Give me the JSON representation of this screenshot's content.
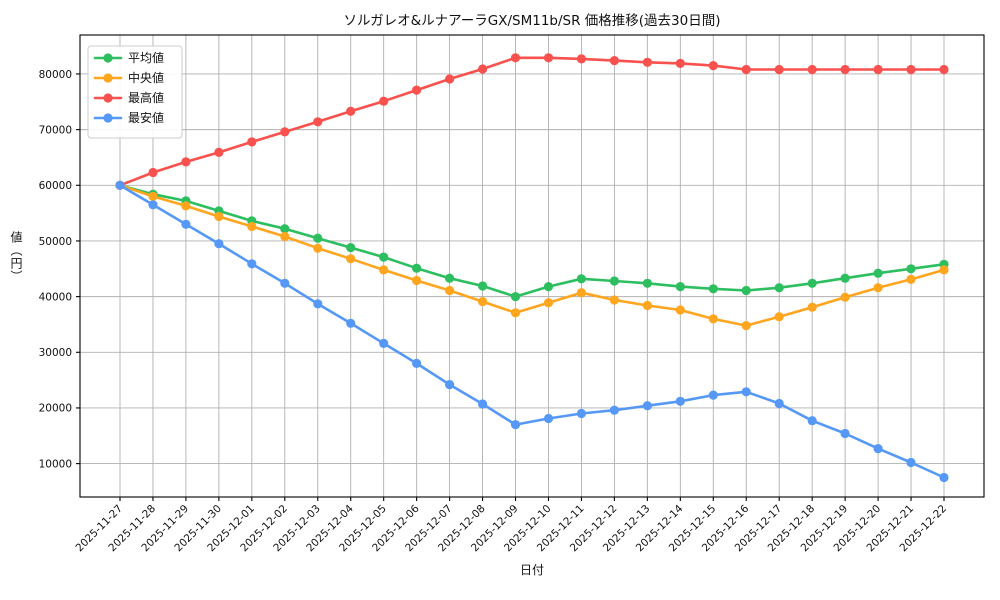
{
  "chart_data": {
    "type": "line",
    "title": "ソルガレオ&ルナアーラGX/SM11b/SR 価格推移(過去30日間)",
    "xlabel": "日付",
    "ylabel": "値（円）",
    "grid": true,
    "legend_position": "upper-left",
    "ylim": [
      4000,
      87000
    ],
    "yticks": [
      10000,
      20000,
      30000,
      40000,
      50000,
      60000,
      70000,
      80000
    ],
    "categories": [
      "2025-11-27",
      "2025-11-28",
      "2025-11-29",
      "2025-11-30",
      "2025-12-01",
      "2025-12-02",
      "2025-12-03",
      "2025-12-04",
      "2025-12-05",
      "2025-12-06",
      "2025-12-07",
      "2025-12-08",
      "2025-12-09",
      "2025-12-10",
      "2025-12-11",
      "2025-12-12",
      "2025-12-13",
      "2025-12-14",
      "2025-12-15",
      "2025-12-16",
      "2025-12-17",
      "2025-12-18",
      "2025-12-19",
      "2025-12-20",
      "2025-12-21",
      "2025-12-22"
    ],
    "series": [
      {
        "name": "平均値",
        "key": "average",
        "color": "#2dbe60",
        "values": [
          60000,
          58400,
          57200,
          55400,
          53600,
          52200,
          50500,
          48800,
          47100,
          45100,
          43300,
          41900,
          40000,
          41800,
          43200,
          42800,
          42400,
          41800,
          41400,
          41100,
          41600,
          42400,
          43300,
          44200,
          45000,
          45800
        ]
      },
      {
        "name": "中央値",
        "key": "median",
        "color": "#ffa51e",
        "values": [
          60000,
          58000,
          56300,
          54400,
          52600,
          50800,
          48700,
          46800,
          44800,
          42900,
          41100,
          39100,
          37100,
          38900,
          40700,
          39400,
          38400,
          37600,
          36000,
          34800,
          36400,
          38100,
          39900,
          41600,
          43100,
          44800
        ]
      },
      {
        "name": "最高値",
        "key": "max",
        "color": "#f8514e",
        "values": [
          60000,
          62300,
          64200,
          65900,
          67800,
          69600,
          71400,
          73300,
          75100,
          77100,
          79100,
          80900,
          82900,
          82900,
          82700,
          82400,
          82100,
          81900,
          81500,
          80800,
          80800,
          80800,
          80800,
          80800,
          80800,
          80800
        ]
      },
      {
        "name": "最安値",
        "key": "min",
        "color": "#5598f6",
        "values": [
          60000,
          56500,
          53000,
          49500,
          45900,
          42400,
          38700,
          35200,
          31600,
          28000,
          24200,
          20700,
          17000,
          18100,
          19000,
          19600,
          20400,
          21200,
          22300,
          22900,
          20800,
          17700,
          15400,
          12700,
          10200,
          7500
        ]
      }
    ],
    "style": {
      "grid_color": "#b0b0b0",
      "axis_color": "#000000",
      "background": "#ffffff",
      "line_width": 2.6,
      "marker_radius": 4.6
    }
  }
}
·····
Exercise goal – Reproduce the material above verbatim; omit every picture.

Complete output –
Give me the JSON representation of this screenshot's content.
{
  "chart_data": {
    "type": "line",
    "title": "ソルガレオ&ルナアーラGX/SM11b/SR 価格推移(過去30日間)",
    "xlabel": "日付",
    "ylabel": "値（円）",
    "grid": true,
    "legend_position": "upper-left",
    "ylim": [
      4000,
      87000
    ],
    "yticks": [
      10000,
      20000,
      30000,
      40000,
      50000,
      60000,
      70000,
      80000
    ],
    "categories": [
      "2025-11-27",
      "2025-11-28",
      "2025-11-29",
      "2025-11-30",
      "2025-12-01",
      "2025-12-02",
      "2025-12-03",
      "2025-12-04",
      "2025-12-05",
      "2025-12-06",
      "2025-12-07",
      "2025-12-08",
      "2025-12-09",
      "2025-12-10",
      "2025-12-11",
      "2025-12-12",
      "2025-12-13",
      "2025-12-14",
      "2025-12-15",
      "2025-12-16",
      "2025-12-17",
      "2025-12-18",
      "2025-12-19",
      "2025-12-20",
      "2025-12-21",
      "2025-12-22"
    ],
    "series": [
      {
        "name": "平均値",
        "key": "average",
        "color": "#2dbe60",
        "values": [
          60000,
          58400,
          57200,
          55400,
          53600,
          52200,
          50500,
          48800,
          47100,
          45100,
          43300,
          41900,
          40000,
          41800,
          43200,
          42800,
          42400,
          41800,
          41400,
          41100,
          41600,
          42400,
          43300,
          44200,
          45000,
          45800
        ]
      },
      {
        "name": "中央値",
        "key": "median",
        "color": "#ffa51e",
        "values": [
          60000,
          58000,
          56300,
          54400,
          52600,
          50800,
          48700,
          46800,
          44800,
          42900,
          41100,
          39100,
          37100,
          38900,
          40700,
          39400,
          38400,
          37600,
          36000,
          34800,
          36400,
          38100,
          39900,
          41600,
          43100,
          44800
        ]
      },
      {
        "name": "最高値",
        "key": "max",
        "color": "#f8514e",
        "values": [
          60000,
          62300,
          64200,
          65900,
          67800,
          69600,
          71400,
          73300,
          75100,
          77100,
          79100,
          80900,
          82900,
          82900,
          82700,
          82400,
          82100,
          81900,
          81500,
          80800,
          80800,
          80800,
          80800,
          80800,
          80800,
          80800
        ]
      },
      {
        "name": "最安値",
        "key": "min",
        "color": "#5598f6",
        "values": [
          60000,
          56500,
          53000,
          49500,
          45900,
          42400,
          38700,
          35200,
          31600,
          28000,
          24200,
          20700,
          17000,
          18100,
          19000,
          19600,
          20400,
          21200,
          22300,
          22900,
          20800,
          17700,
          15400,
          12700,
          10200,
          7500
        ]
      }
    ],
    "style": {
      "grid_color": "#b0b0b0",
      "axis_color": "#000000",
      "background": "#ffffff",
      "line_width": 2.6,
      "marker_radius": 4.6
    }
  }
}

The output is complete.